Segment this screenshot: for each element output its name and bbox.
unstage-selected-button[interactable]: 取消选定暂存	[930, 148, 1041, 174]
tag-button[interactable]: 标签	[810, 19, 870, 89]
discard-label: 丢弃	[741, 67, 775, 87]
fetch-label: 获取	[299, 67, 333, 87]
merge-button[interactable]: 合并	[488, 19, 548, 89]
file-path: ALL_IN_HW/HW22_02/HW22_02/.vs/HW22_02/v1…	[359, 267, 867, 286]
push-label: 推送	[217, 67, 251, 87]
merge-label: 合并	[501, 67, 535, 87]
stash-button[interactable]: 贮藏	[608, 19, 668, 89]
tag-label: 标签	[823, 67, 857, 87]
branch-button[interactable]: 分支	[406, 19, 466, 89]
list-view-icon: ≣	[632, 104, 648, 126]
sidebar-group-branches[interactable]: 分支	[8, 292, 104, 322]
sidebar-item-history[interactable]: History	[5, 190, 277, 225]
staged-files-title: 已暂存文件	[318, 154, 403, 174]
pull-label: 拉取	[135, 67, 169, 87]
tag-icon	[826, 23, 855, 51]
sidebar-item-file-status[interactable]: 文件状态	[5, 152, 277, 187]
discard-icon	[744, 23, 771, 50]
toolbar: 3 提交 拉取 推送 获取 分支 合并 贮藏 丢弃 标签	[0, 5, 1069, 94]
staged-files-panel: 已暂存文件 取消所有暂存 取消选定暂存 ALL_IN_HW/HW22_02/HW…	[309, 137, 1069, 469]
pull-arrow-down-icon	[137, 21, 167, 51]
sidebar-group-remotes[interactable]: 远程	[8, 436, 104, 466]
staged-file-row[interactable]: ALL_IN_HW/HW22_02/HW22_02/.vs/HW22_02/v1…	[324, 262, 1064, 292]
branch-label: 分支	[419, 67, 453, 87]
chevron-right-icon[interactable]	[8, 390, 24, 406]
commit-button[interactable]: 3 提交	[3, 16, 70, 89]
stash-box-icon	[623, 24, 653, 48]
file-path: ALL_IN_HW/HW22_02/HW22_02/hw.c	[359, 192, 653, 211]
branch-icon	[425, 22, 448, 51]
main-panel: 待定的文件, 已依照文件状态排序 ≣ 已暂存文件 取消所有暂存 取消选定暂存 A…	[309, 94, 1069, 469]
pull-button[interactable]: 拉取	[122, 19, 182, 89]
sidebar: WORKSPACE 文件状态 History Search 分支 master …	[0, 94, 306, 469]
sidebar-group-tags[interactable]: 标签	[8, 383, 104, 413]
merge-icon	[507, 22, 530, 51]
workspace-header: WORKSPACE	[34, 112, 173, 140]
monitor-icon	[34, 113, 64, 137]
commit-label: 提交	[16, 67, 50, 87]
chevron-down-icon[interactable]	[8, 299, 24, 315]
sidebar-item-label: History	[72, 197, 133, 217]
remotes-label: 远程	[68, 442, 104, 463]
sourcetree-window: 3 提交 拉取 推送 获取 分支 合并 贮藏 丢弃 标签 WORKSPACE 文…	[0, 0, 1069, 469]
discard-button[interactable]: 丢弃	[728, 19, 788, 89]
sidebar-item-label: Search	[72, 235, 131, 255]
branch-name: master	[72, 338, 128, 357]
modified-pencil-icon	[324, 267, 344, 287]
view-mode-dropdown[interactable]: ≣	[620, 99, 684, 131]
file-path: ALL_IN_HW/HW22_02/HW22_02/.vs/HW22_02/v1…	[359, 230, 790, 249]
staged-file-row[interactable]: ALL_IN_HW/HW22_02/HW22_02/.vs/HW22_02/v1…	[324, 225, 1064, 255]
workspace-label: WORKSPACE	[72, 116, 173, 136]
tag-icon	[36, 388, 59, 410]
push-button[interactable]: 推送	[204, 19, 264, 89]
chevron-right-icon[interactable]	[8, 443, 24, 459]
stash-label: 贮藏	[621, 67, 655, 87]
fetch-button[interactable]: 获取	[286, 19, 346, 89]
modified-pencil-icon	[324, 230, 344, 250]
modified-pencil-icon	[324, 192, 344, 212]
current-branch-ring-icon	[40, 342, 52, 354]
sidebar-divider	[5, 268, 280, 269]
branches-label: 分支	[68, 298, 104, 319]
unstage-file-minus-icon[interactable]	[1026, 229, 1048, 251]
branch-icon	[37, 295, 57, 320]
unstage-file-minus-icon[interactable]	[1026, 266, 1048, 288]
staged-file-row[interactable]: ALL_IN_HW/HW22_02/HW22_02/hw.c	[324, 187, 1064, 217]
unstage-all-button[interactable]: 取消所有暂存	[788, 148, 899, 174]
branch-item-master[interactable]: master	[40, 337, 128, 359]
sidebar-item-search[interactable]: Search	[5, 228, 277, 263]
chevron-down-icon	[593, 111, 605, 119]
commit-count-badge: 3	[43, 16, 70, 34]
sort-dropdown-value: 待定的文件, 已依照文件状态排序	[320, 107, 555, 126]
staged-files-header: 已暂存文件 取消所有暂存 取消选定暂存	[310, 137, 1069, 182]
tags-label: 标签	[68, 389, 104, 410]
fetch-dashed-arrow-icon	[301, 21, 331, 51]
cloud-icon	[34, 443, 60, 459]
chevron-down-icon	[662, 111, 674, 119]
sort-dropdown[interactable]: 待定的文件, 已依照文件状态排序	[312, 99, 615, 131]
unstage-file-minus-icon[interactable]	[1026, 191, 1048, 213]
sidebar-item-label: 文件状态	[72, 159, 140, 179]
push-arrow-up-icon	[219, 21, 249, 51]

....

_Goal:_ Gather each line of the material that contains the string "dropdown".

_Response to this task:_
view-mode-dropdown[interactable]: ≣	[620, 99, 684, 131]
sort-dropdown-value: 待定的文件, 已依照文件状态排序	[320, 107, 555, 126]
sort-dropdown[interactable]: 待定的文件, 已依照文件状态排序	[312, 99, 615, 131]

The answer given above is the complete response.